Given instruction.
The records that follow need to be output exactly as they are.

══════

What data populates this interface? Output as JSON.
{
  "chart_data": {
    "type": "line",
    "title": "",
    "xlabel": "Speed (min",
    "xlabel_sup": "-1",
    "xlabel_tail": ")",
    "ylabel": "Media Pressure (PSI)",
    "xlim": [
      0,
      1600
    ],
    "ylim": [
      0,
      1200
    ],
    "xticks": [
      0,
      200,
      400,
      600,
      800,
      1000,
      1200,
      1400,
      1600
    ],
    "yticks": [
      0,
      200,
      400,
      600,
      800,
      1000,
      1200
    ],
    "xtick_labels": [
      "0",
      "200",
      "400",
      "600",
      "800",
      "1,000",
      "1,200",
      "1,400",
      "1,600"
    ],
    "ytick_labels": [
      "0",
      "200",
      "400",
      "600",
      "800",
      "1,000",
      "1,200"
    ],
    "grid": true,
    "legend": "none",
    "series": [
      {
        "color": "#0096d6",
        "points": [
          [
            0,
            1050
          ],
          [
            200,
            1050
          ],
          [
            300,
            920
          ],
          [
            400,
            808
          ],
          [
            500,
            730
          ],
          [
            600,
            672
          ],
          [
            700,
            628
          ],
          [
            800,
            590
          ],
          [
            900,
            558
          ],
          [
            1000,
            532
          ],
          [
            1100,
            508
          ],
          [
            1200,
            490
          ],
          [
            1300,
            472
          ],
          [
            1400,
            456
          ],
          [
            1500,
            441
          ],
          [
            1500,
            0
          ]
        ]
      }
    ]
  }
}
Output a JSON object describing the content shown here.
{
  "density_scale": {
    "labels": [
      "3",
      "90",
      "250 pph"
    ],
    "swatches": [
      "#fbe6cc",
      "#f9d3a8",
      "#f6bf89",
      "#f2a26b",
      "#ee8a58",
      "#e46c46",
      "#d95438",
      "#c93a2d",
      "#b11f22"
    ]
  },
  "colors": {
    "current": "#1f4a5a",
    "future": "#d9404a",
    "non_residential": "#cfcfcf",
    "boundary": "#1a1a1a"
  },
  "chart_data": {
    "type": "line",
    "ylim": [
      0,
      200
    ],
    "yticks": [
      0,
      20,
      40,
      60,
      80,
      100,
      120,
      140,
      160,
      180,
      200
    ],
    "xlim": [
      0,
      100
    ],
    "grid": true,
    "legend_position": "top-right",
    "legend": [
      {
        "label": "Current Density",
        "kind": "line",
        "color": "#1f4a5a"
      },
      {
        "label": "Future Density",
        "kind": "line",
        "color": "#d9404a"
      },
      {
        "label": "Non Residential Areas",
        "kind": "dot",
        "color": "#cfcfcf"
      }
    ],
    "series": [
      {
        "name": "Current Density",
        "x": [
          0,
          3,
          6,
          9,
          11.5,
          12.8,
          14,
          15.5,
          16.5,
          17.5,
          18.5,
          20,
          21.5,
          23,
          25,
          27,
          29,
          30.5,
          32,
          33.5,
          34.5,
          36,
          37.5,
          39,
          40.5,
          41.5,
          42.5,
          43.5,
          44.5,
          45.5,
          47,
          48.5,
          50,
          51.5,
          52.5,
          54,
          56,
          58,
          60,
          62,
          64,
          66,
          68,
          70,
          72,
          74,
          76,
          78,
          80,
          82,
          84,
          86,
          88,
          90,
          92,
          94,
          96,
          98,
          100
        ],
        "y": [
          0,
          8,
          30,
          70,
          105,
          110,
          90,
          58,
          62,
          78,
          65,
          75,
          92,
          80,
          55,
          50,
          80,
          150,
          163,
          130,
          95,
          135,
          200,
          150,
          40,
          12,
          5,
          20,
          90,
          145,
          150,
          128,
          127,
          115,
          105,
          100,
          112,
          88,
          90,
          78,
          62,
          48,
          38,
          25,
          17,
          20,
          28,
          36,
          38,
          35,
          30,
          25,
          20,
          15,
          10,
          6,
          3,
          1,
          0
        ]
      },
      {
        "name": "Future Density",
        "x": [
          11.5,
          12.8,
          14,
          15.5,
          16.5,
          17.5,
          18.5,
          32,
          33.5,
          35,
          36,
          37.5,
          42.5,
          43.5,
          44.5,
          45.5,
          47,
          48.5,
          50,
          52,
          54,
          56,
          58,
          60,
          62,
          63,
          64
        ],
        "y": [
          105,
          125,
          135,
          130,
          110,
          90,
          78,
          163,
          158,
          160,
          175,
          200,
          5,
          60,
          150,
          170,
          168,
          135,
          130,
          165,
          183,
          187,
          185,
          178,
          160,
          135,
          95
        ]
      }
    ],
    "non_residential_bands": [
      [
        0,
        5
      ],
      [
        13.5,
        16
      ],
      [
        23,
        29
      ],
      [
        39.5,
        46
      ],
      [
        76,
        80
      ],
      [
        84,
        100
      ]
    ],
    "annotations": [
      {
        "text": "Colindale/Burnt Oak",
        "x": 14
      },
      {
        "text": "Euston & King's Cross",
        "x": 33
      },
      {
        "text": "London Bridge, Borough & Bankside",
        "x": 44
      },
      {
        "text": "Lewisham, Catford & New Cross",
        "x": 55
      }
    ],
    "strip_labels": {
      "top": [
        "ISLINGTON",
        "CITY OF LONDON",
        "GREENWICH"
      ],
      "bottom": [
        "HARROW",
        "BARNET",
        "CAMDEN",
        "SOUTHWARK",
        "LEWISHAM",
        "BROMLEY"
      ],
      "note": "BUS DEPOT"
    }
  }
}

══════

The solution.
What data populates this interface? Output as JSON.
{
  "chart_data": {
    "type": "line",
    "title": "",
    "xlabel": "Speed (min",
    "xlabel_sup": "-1",
    "xlabel_tail": ")",
    "ylabel": "Media Pressure (PSI)",
    "xlim": [
      0,
      1600
    ],
    "ylim": [
      0,
      1200
    ],
    "xticks": [
      0,
      200,
      400,
      600,
      800,
      1000,
      1200,
      1400,
      1600
    ],
    "yticks": [
      0,
      200,
      400,
      600,
      800,
      1000,
      1200
    ],
    "xtick_labels": [
      "0",
      "200",
      "400",
      "600",
      "800",
      "1,000",
      "1,200",
      "1,400",
      "1,600"
    ],
    "ytick_labels": [
      "0",
      "200",
      "400",
      "600",
      "800",
      "1,000",
      "1,200"
    ],
    "grid": true,
    "legend": "none",
    "series": [
      {
        "color": "#0096d6",
        "points": [
          [
            0,
            1050
          ],
          [
            200,
            1050
          ],
          [
            300,
            920
          ],
          [
            400,
            808
          ],
          [
            500,
            730
          ],
          [
            600,
            672
          ],
          [
            700,
            628
          ],
          [
            800,
            590
          ],
          [
            900,
            558
          ],
          [
            1000,
            532
          ],
          [
            1100,
            508
          ],
          [
            1200,
            490
          ],
          [
            1300,
            472
          ],
          [
            1400,
            456
          ],
          [
            1500,
            441
          ],
          [
            1500,
            0
          ]
        ]
      }
    ]
  }
}
Output a JSON object describing the content shown here.
{
  "density_scale": {
    "labels": [
      "3",
      "90",
      "250 pph"
    ],
    "swatches": [
      "#fbe6cc",
      "#f9d3a8",
      "#f6bf89",
      "#f2a26b",
      "#ee8a58",
      "#e46c46",
      "#d95438",
      "#c93a2d",
      "#b11f22"
    ]
  },
  "colors": {
    "current": "#1f4a5a",
    "future": "#d9404a",
    "non_residential": "#cfcfcf",
    "boundary": "#1a1a1a"
  },
  "chart_data": {
    "type": "line",
    "ylim": [
      0,
      200
    ],
    "yticks": [
      0,
      20,
      40,
      60,
      80,
      100,
      120,
      140,
      160,
      180,
      200
    ],
    "xlim": [
      0,
      100
    ],
    "grid": true,
    "legend_position": "top-right",
    "legend": [
      {
        "label": "Current Density",
        "kind": "line",
        "color": "#1f4a5a"
      },
      {
        "label": "Future Density",
        "kind": "line",
        "color": "#d9404a"
      },
      {
        "label": "Non Residential Areas",
        "kind": "dot",
        "color": "#cfcfcf"
      }
    ],
    "series": [
      {
        "name": "Current Density",
        "x": [
          0,
          3,
          6,
          9,
          11.5,
          12.8,
          14,
          15.5,
          16.5,
          17.5,
          18.5,
          20,
          21.5,
          23,
          25,
          27,
          29,
          30.5,
          32,
          33.5,
          34.5,
          36,
          37.5,
          39,
          40.5,
          41.5,
          42.5,
          43.5,
          44.5,
          45.5,
          47,
          48.5,
          50,
          51.5,
          52.5,
          54,
          56,
          58,
          60,
          62,
          64,
          66,
          68,
          70,
          72,
          74,
          76,
          78,
          80,
          82,
          84,
          86,
          88,
          90,
          92,
          94,
          96,
          98,
          100
        ],
        "y": [
          0,
          8,
          30,
          70,
          105,
          110,
          90,
          58,
          62,
          78,
          65,
          75,
          92,
          80,
          55,
          50,
          80,
          150,
          163,
          130,
          95,
          135,
          200,
          150,
          40,
          12,
          5,
          20,
          90,
          145,
          150,
          128,
          127,
          115,
          105,
          100,
          112,
          88,
          90,
          78,
          62,
          48,
          38,
          25,
          17,
          20,
          28,
          36,
          38,
          35,
          30,
          25,
          20,
          15,
          10,
          6,
          3,
          1,
          0
        ]
      },
      {
        "name": "Future Density",
        "x": [
          11.5,
          12.8,
          14,
          15.5,
          16.5,
          17.5,
          18.5,
          32,
          33.5,
          35,
          36,
          37.5,
          42.5,
          43.5,
          44.5,
          45.5,
          47,
          48.5,
          50,
          52,
          54,
          56,
          58,
          60,
          62,
          63,
          64
        ],
        "y": [
          105,
          125,
          135,
          130,
          110,
          90,
          78,
          163,
          158,
          160,
          175,
          200,
          5,
          60,
          150,
          170,
          168,
          135,
          130,
          165,
          183,
          187,
          185,
          178,
          160,
          135,
          95
        ]
      }
    ],
    "non_residential_bands": [
      [
        0,
        5
      ],
      [
        13.5,
        16
      ],
      [
        23,
        29
      ],
      [
        39.5,
        46
      ],
      [
        76,
        80
      ],
      [
        84,
        100
      ]
    ],
    "annotations": [
      {
        "text": "Colindale/Burnt Oak",
        "x": 14
      },
      {
        "text": "Euston & King's Cross",
        "x": 33
      },
      {
        "text": "London Bridge, Borough & Bankside",
        "x": 44
      },
      {
        "text": "Lewisham, Catford & New Cross",
        "x": 55
      }
    ],
    "strip_labels": {
      "top": [
        "ISLINGTON",
        "CITY OF LONDON",
        "GREENWICH"
      ],
      "bottom": [
        "HARROW",
        "BARNET",
        "CAMDEN",
        "SOUTHWARK",
        "LEWISHAM",
        "BROMLEY"
      ],
      "note": "BUS DEPOT"
    }
  }
}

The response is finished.